PROBLEM STATEMENT>
Look through the data below. Pick out the lines holding the string "this".

RECORD EXCERPTS>

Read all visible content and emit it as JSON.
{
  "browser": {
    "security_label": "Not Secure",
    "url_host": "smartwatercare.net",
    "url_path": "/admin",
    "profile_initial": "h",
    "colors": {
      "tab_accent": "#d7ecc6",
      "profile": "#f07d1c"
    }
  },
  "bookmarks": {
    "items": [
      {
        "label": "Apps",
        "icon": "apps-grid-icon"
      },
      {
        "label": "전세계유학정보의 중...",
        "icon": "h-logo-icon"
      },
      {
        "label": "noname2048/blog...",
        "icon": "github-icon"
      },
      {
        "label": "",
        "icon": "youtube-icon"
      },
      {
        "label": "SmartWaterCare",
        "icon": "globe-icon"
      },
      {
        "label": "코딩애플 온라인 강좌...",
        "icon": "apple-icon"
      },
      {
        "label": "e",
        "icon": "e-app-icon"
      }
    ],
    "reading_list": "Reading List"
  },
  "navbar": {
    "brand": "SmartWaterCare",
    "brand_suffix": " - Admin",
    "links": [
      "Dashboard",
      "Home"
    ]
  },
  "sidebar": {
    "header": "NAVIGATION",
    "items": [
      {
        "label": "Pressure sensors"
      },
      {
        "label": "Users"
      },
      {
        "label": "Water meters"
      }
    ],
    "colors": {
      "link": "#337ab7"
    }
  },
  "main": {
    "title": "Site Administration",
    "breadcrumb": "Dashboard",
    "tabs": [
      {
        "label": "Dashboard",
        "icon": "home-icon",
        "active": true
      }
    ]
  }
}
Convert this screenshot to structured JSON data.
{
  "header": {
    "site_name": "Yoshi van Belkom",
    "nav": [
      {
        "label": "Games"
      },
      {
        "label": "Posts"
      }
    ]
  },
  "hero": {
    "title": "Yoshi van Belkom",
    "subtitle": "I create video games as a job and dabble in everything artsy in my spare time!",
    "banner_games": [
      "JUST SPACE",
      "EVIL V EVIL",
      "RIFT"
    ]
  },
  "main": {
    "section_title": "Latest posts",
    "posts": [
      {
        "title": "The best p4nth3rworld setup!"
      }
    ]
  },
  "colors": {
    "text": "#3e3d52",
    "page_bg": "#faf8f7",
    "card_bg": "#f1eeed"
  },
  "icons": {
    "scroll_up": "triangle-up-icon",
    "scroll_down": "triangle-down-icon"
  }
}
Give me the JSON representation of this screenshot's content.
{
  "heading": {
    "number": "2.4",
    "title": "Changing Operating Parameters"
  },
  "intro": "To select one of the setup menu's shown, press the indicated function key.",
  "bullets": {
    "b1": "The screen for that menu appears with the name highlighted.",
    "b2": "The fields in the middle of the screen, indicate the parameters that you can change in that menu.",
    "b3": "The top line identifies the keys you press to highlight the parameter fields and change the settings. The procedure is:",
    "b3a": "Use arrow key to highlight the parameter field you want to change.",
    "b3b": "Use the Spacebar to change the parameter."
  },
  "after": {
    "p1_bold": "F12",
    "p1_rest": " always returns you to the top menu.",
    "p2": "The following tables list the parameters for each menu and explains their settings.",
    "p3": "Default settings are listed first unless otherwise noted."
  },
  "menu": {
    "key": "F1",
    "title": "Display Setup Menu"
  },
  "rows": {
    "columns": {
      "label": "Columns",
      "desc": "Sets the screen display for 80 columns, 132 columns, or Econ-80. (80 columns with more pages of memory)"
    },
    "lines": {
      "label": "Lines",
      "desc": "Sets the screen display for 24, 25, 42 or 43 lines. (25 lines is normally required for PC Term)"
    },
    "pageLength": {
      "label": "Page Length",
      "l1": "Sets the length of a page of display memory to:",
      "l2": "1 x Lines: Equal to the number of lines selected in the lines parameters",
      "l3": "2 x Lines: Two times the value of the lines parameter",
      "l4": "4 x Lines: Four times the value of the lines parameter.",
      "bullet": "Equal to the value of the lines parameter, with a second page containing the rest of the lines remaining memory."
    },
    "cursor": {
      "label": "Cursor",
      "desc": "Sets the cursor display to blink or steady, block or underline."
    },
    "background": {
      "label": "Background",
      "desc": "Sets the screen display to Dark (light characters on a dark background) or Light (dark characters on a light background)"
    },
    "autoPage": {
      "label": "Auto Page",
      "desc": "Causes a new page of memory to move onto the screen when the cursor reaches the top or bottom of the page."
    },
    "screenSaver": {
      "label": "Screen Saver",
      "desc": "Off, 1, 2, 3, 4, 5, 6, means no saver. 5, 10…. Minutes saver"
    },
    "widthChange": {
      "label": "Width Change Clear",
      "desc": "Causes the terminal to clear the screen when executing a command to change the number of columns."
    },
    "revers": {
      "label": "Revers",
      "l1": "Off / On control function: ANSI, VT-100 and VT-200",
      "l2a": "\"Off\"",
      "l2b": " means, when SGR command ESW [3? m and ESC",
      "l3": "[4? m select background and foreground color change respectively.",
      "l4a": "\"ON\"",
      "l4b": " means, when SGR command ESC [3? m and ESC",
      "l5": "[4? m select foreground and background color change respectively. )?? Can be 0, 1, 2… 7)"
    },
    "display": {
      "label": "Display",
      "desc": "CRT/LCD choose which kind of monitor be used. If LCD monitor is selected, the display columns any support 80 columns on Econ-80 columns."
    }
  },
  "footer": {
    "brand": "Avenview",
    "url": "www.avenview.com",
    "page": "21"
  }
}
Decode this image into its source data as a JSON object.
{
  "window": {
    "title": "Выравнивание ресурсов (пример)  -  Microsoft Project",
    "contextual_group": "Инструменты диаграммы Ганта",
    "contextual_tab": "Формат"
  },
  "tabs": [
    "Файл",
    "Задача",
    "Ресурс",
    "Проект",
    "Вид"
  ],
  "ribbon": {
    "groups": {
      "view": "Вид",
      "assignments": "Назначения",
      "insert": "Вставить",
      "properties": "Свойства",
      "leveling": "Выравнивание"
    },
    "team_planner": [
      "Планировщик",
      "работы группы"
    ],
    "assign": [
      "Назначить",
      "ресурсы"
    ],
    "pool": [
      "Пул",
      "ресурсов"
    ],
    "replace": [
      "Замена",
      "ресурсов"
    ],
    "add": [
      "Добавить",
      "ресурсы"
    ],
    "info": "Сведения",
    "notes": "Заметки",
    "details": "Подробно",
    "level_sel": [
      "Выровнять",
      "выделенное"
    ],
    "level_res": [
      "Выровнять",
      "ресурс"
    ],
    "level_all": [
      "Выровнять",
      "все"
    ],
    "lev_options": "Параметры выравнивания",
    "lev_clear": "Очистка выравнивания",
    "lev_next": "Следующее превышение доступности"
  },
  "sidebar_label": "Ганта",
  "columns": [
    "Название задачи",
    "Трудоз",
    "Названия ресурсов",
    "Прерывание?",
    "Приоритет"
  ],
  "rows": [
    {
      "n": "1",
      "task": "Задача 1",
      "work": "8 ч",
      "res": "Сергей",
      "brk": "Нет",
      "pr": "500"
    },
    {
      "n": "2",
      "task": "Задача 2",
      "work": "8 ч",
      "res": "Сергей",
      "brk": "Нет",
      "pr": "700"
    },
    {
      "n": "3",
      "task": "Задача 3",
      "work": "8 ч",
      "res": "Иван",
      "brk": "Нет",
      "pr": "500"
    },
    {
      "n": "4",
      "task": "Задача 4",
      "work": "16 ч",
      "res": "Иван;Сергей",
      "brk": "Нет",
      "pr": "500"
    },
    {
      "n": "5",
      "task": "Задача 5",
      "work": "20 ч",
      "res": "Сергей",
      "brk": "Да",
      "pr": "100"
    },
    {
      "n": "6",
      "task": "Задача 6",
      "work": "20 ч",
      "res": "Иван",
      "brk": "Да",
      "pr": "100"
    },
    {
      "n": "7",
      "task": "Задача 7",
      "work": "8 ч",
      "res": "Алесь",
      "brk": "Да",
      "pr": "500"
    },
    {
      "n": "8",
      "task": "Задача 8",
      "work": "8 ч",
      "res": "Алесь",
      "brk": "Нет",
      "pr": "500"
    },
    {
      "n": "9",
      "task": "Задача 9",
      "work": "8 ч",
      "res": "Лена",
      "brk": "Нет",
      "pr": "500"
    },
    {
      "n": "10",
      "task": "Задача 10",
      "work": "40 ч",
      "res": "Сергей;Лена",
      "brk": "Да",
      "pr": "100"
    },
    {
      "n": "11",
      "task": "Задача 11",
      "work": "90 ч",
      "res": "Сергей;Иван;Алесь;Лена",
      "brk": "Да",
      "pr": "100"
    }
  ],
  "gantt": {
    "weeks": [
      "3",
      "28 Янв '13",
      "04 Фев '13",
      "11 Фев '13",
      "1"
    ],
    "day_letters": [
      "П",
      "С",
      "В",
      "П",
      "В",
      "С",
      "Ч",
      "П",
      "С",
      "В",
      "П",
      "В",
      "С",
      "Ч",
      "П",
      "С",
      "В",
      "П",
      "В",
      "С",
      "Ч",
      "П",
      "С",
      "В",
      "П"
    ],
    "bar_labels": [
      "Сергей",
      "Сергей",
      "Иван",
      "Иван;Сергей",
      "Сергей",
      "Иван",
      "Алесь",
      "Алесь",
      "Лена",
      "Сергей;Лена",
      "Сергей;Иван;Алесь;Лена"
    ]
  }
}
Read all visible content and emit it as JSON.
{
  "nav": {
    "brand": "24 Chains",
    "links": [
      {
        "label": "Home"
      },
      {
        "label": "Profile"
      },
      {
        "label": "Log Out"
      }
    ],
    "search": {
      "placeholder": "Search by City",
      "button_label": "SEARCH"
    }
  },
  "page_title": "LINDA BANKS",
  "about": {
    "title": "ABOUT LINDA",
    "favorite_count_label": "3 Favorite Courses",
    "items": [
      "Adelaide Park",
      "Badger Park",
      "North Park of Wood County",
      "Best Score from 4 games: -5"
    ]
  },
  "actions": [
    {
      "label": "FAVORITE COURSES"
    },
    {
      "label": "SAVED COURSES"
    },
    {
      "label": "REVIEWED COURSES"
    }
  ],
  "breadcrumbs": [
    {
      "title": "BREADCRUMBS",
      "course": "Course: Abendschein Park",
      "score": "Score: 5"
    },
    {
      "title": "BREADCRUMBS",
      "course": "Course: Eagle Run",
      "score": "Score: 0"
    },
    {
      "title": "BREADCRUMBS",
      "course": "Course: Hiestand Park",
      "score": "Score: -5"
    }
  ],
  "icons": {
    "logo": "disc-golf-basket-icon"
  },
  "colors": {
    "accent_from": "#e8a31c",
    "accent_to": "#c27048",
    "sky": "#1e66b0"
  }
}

RIGHT ANSWER>
Convert this screenshot to structured JSON data.
Give me the JSON representation of this screenshot's content.
Decode this image into its source data as a JSON object.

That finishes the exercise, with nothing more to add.